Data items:
⁂

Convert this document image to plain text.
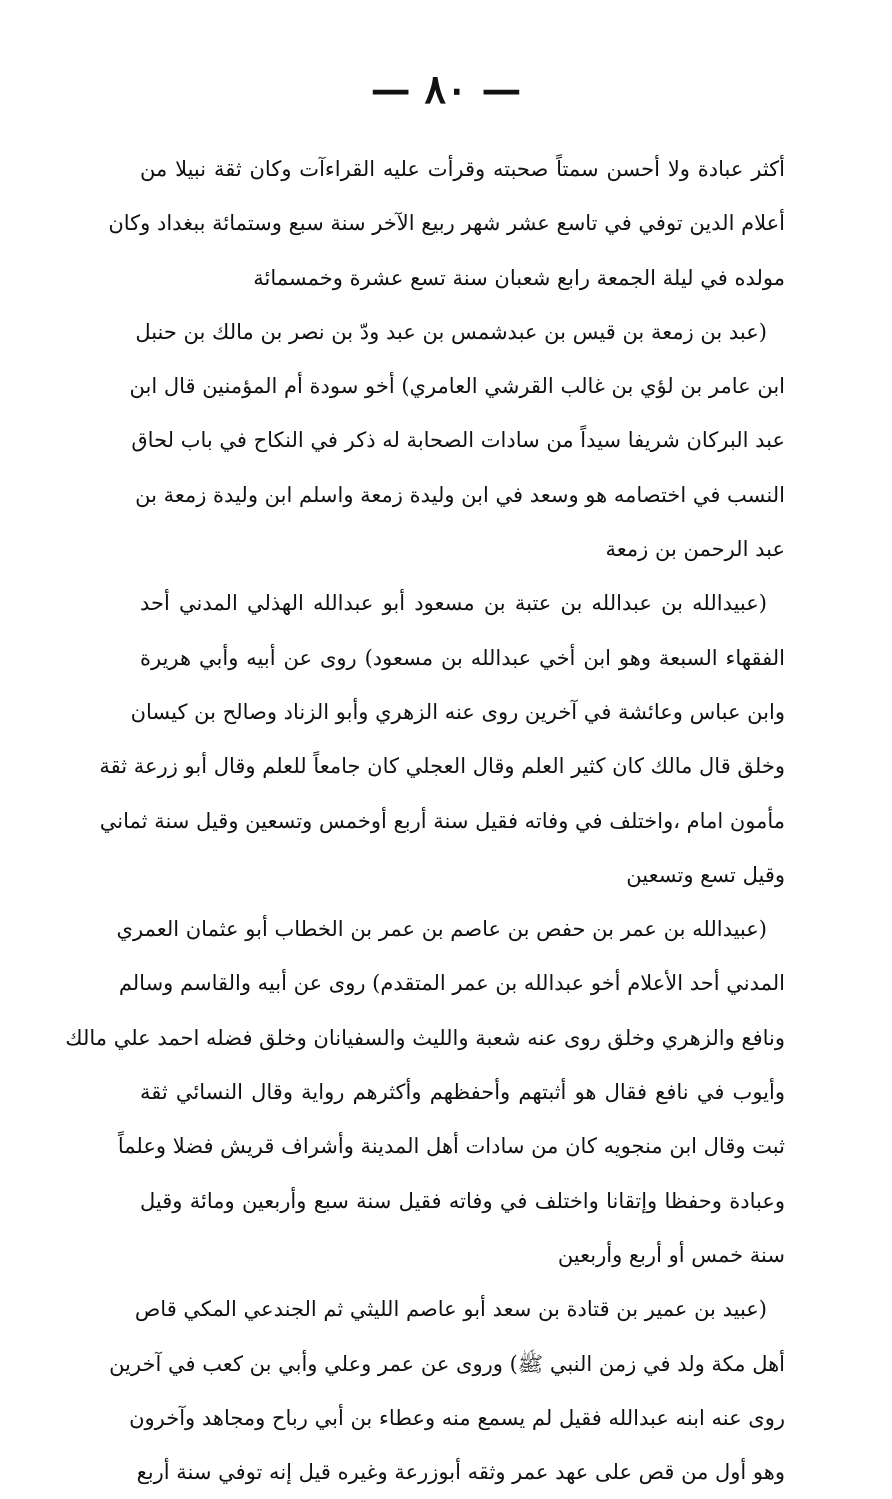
— ٨٠ —
أكثر عبادة ولا أحسن سمتاً صحبته وقرأت عليه القراءآت وكان ثقة نبيلا من
أعلام الدين توفي في تاسع عشر شهر ربيع الآخر سنة سبع وستمائة ببغداد وكان
مولده في ليلة الجمعة رابع شعبان سنة تسع عشرة وخمسمائة
(عبد بن زمعة بن قيس بن عبدشمس بن عبد ودّ بن نصر بن مالك بن حنبل
ابن عامر بن لؤي بن غالب القرشي العامري) أخو سودة أم المؤمنين قال ابن
عبد البركان شريفا سيداً من سادات الصحابة له ذكر في النكاح في باب لحاق
النسب في اختصامه هو وسعد في ابن وليدة زمعة واسلم ابن وليدة زمعة بن
عبد الرحمن بن زمعة
(عبيدالله بن عبدالله بن عتبة بن مسعود أبو عبدالله الهذلي المدني أحد
الفقهاء السبعة وهو ابن أخي عبدالله بن مسعود) روى عن أبيه وأبي هريرة
وابن عباس وعائشة في آخرين روى عنه الزهري وأبو الزناد وصالح بن كيسان
وخلق قال مالك كان كثير العلم وقال العجلي كان جامعاً للعلم وقال أبو زرعة ثقة
مأمون امام ،واختلف في وفاته فقيل سنة أربع أوخمس وتسعين وقيل سنة ثماني
وقيل تسع وتسعين
(عبيدالله بن عمر بن حفص بن عاصم بن عمر بن الخطاب أبو عثمان العمري
المدني أحد الأعلام أخو عبدالله بن عمر المتقدم) روى عن أبيه والقاسم وسالم
ونافع والزهري وخلق روى عنه شعبة والليث والسفيانان وخلق فضله احمد علي مالك
وأيوب في نافع فقال هو أثبتهم وأحفظهم وأكثرهم رواية وقال النسائي ثقة
ثبت وقال ابن منجويه كان من سادات أهل المدينة وأشراف قريش فضلا وعلماً
وعبادة وحفظا وإتقانا واختلف في وفاته فقيل سنة سبع وأربعين ومائة وقيل
سنة خمس أو أربع وأربعين
(عبيد بن عمير بن قتادة بن سعد أبو عاصم الليثي ثم الجندعي المكي قاص
أهل مكة ولد في زمن النبي ﷺ) وروى عن عمر وعلي وأبي بن كعب في آخرين
روى عنه ابنه عبدالله فقيل لم يسمع منه وعطاء بن أبي رباح ومجاهد وآخرون
وهو أول من قص على عهد عمر وثقه أبوزرعة وغيره قيل إنه توفي سنة أربع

⁂

### Work to complete
Without the pictures, retype the whole of the material above exactly.

### Task solution
Convert this document image to plain text.
— ٨٠ —
أكثر عبادة ولا أحسن سمتاً صحبته وقرأت عليه القراءآت وكان ثقة نبيلا من
أعلام الدين توفي في تاسع عشر شهر ربيع الآخر سنة سبع وستمائة ببغداد وكان
مولده في ليلة الجمعة رابع شعبان سنة تسع عشرة وخمسمائة
(عبد بن زمعة بن قيس بن عبدشمس بن عبد ودّ بن نصر بن مالك بن حنبل
ابن عامر بن لؤي بن غالب القرشي العامري) أخو سودة أم المؤمنين قال ابن
عبد البركان شريفا سيداً من سادات الصحابة له ذكر في النكاح في باب لحاق
النسب في اختصامه هو وسعد في ابن وليدة زمعة واسلم ابن وليدة زمعة بن
عبد الرحمن بن زمعة
(عبيدالله بن عبدالله بن عتبة بن مسعود أبو عبدالله الهذلي المدني أحد
الفقهاء السبعة وهو ابن أخي عبدالله بن مسعود) روى عن أبيه وأبي هريرة
وابن عباس وعائشة في آخرين روى عنه الزهري وأبو الزناد وصالح بن كيسان
وخلق قال مالك كان كثير العلم وقال العجلي كان جامعاً للعلم وقال أبو زرعة ثقة
مأمون امام ،واختلف في وفاته فقيل سنة أربع أوخمس وتسعين وقيل سنة ثماني
وقيل تسع وتسعين
(عبيدالله بن عمر بن حفص بن عاصم بن عمر بن الخطاب أبو عثمان العمري
المدني أحد الأعلام أخو عبدالله بن عمر المتقدم) روى عن أبيه والقاسم وسالم
ونافع والزهري وخلق روى عنه شعبة والليث والسفيانان وخلق فضله احمد علي مالك
وأيوب في نافع فقال هو أثبتهم وأحفظهم وأكثرهم رواية وقال النسائي ثقة
ثبت وقال ابن منجويه كان من سادات أهل المدينة وأشراف قريش فضلا وعلماً
وعبادة وحفظا وإتقانا واختلف في وفاته فقيل سنة سبع وأربعين ومائة وقيل
سنة خمس أو أربع وأربعين
(عبيد بن عمير بن قتادة بن سعد أبو عاصم الليثي ثم الجندعي المكي قاص
أهل مكة ولد في زمن النبي ﷺ) وروى عن عمر وعلي وأبي بن كعب في آخرين
روى عنه ابنه عبدالله فقيل لم يسمع منه وعطاء بن أبي رباح ومجاهد وآخرون
وهو أول من قص على عهد عمر وثقه أبوزرعة وغيره قيل إنه توفي سنة أربع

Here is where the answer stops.